The twenty words most closely associated with Topic 43 are: crescent, Muley, Landais, Suliman, Puchelberg, gunner, brigantine, lordships, deck, Martinique, Jamaica, pilot, Hispanola, privateer, undersigned, crew, vessel, brig, captured, and sloop. The chart below indicates the prevalence of this topic in the Papers of Thomas Jefferson over time. Specifically, the y-axis of the figure is the estimated proportion of words generated from this topic in the documents that were written in each year on the x-axis.
Chart 1: Prevelance of Topic 43 over time
This topic appears most often in letters composed by Thomas Jefferson, George Hammond (a British diplomat), Thomas Barclay (an American diplomat), James Maury (an American Anglican minister), Joshua Johnson (a merchant and U.S. consul), David Humphreys (Jefferson’s secretary), Samuel Smith (an American Presbyterian minister), George Washington, and John Paul Jones (a naval officer). The most frequent recipients of these letters are: Thomas Jefferson, George Washington, George Hammond, the Board of Trade, Edmond Charles Genet (the French ambassador to the U.S.), John Brown Cutting (a war veteran and friend of Jefferson, Edmund Randolph (an attorney and politician), and the American Commissioners.
Several things about this topic are worth noting. In terms of the words that comprise the topic, several are proper names: Muley (the first name of several North African leaders), Landais (a notorious U.S. naval captain), Suliman (a Moroccan leader at the center of the First Barbary War), and Puchelberg (a German merchant), indicating individuals at the centre of a range of events that took place on or across an ocean. Others are geographic locations: Martinique, Jamaica, and Hispanola, indicating the regions in which certain events took place. Of the remaining words, several indicate roles assigned on a ship: gunner, brigantine, pilot, privateer, and crew. Others describe the ship itself: deck, vessel, brig, and sloop. Of the remaining words, two can be attributed to epistolary style: lordships and undersigned. The final words, crescent and captured, also appear related to the topic, but cannot be generalized without reference to the original documents.

···

→ **DO THIS**
From the passage on Topic 43, extract the portion that begins at the words "The twenty words" and stops after "on the x-axis.", reproducing it verbatim.

→ **DATASET CONTENT**
···

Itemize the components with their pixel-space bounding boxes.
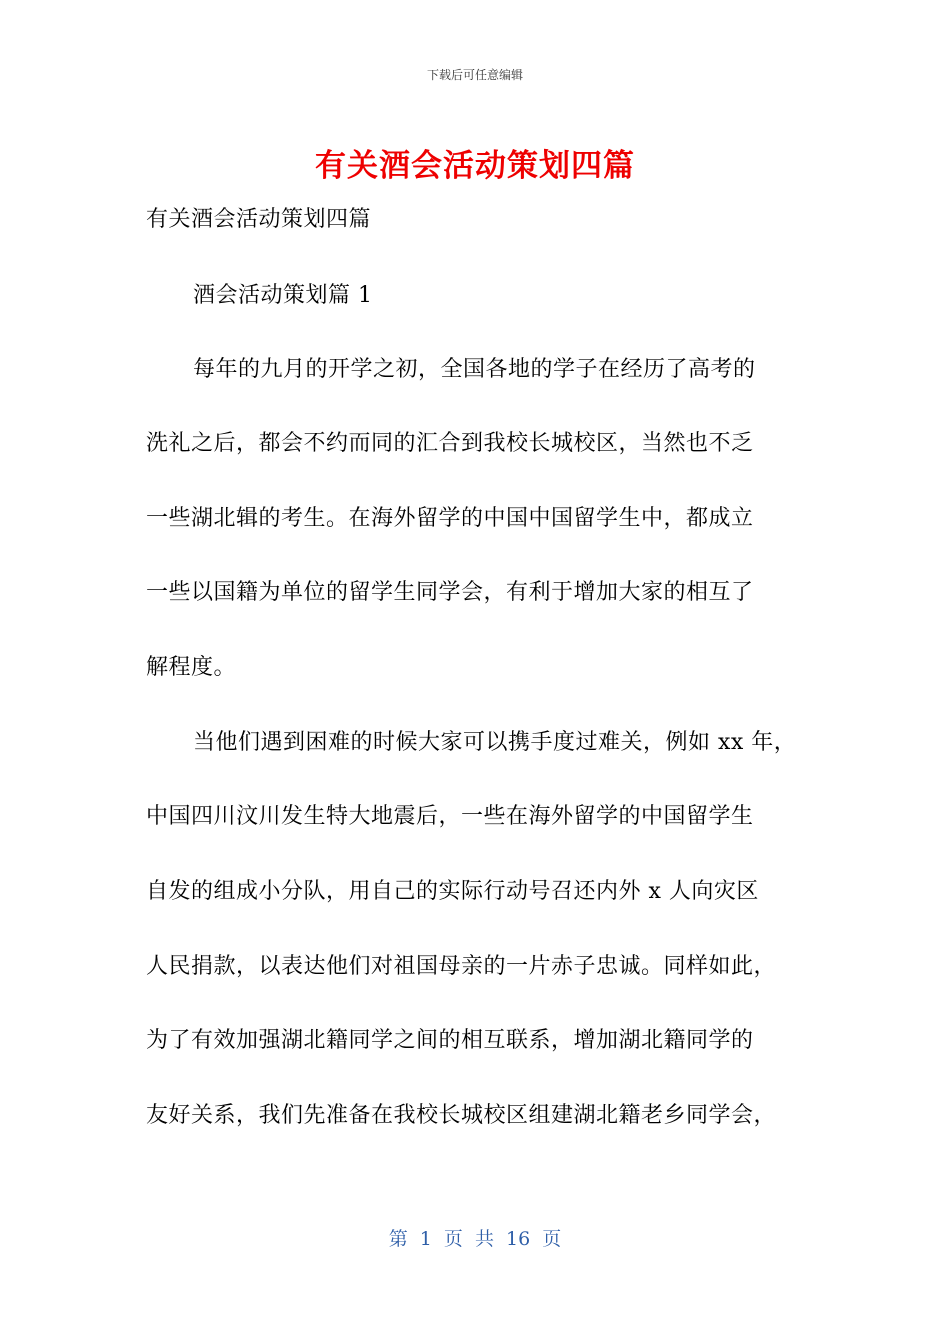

···

→ **IN RESPONSE**
The twenty words most closely associated with Topic 43 are: crescent, Muley, Landais, Suliman, Puchelberg, gunner, brigantine, lordships, deck, Martinique, Jamaica, pilot, Hispanola, privateer, undersigned, crew, vessel, brig, captured, and sloop. The chart below indicates the prevalence of this topic in the Papers of Thomas Jefferson over time. Specifically, the y-axis of the figure is the estimated proportion of words generated from this topic in the documents that were written in each year on the x-axis.